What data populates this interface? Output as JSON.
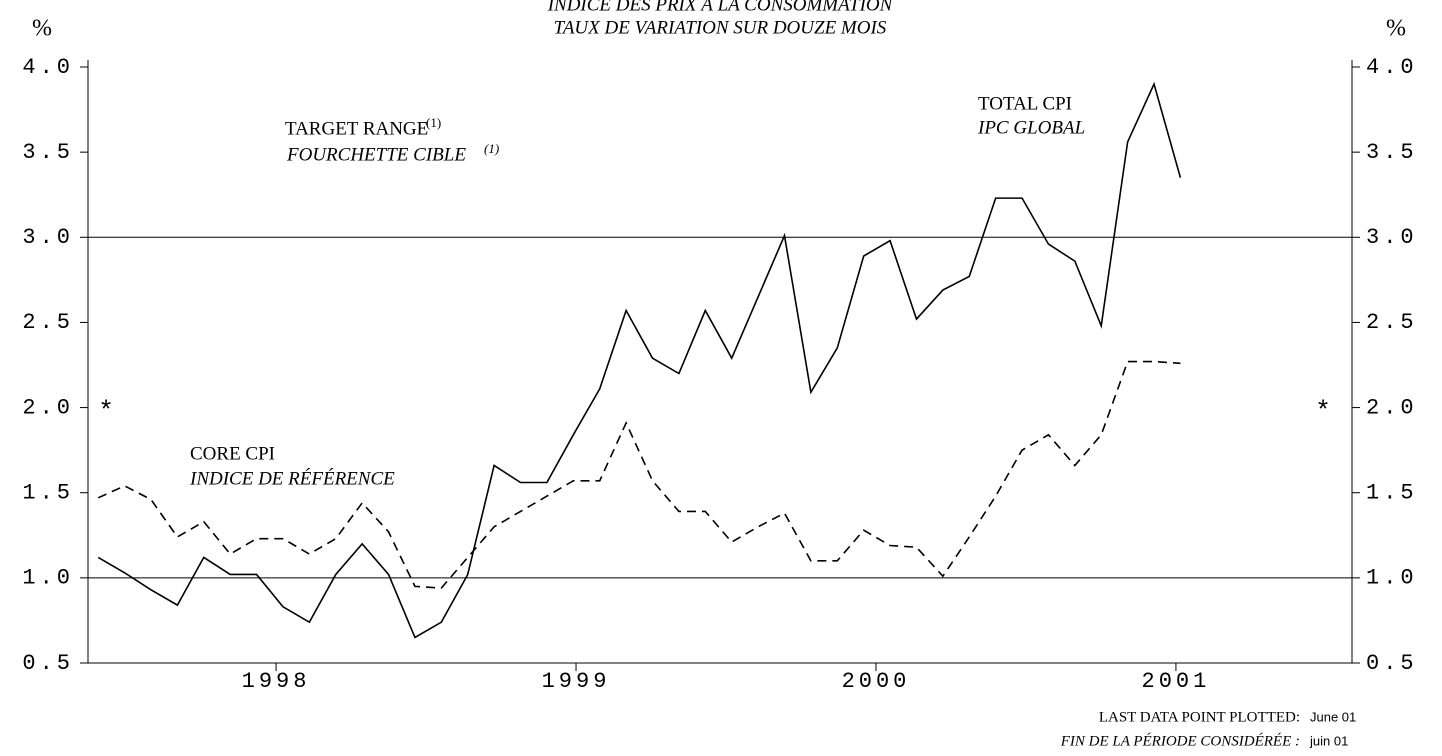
{
  "chart_data": {
    "type": "line",
    "title": "INDICE DES PRIX À LA CONSOMMATION",
    "subtitle": "TAUX DE VARIATION SUR DOUZE MOIS",
    "y_label": "%",
    "y2_label": "%",
    "x": [
      1997.407,
      1997.495,
      1997.583,
      1997.671,
      1997.759,
      1997.847,
      1997.935,
      1998.023,
      1998.111,
      1998.199,
      1998.287,
      1998.375,
      1998.463,
      1998.551,
      1998.639,
      1998.727,
      1998.815,
      1998.903,
      1998.991,
      1999.079,
      1999.167,
      1999.255,
      1999.343,
      1999.431,
      1999.519,
      1999.607,
      1999.695,
      1999.783,
      1999.871,
      1999.959,
      2000.047,
      2000.135,
      2000.223,
      2000.311,
      2000.399,
      2000.487,
      2000.575,
      2000.663,
      2000.751,
      2000.839,
      2000.927,
      2001.015
    ],
    "series": [
      {
        "name": "TOTAL CPI",
        "name_fr": "IPC GLOBAL",
        "color": "#000000",
        "dash": false,
        "values": [
          1.12,
          1.03,
          0.93,
          0.84,
          1.12,
          1.02,
          1.02,
          0.83,
          0.74,
          1.02,
          1.2,
          1.02,
          0.65,
          0.74,
          1.02,
          1.66,
          1.56,
          1.56,
          1.84,
          2.11,
          2.57,
          2.29,
          2.2,
          2.57,
          2.29,
          2.65,
          3.01,
          2.09,
          2.35,
          2.89,
          2.98,
          2.52,
          2.69,
          2.77,
          3.23,
          3.23,
          2.96,
          2.86,
          2.48,
          3.56,
          3.9,
          3.35
        ]
      },
      {
        "name": "CORE CPI",
        "name_fr": "INDICE DE RÉFÉRENCE",
        "color": "#000000",
        "dash": true,
        "values": [
          1.47,
          1.54,
          1.46,
          1.24,
          1.33,
          1.14,
          1.23,
          1.23,
          1.14,
          1.23,
          1.44,
          1.27,
          0.95,
          0.94,
          1.12,
          1.3,
          1.39,
          1.48,
          1.57,
          1.57,
          1.91,
          1.57,
          1.39,
          1.39,
          1.21,
          1.3,
          1.38,
          1.1,
          1.1,
          1.28,
          1.19,
          1.18,
          1.01,
          1.24,
          1.48,
          1.75,
          1.84,
          1.66,
          1.84,
          2.27,
          2.27,
          2.26
        ]
      }
    ],
    "target_range": [
      1.0,
      3.0
    ],
    "target_label": "TARGET RANGE",
    "target_label_fr": "FOURCHETTE CIBLE",
    "footnote_ref": "(1)",
    "asterisk": "*",
    "asterisk_value": 2.0,
    "xlim": [
      1997.373,
      2001.587
    ],
    "xticks": [
      1998,
      1999,
      2000,
      2001
    ],
    "ylim": [
      0.5,
      4.0
    ],
    "yticks": [
      {
        "value": 0.5,
        "label": "0.5"
      },
      {
        "value": 1.0,
        "label": "1.0"
      },
      {
        "value": 1.5,
        "label": "1.5"
      },
      {
        "value": 2.0,
        "label": "2.0"
      },
      {
        "value": 2.5,
        "label": "2.5"
      },
      {
        "value": 3.0,
        "label": "3.0"
      },
      {
        "value": 3.5,
        "label": "3.5"
      },
      {
        "value": 4.0,
        "label": "4.0"
      }
    ],
    "last_point_label": "LAST DATA POINT PLOTTED:",
    "last_point_label_fr": "FIN DE LA PÉRIODE CONSIDÉRÉE :",
    "last_point": "June 01",
    "last_point_fr": "juin 01"
  }
}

-----

## REQUIREMENTS
Copy every line in the listing above where the string "INDICE" turns up.

## TASK ANSWER
    "title": "INDICE DES PRIX À LA CONSOMMATION",
        "name_fr": "INDICE DE RÉFÉRENCE",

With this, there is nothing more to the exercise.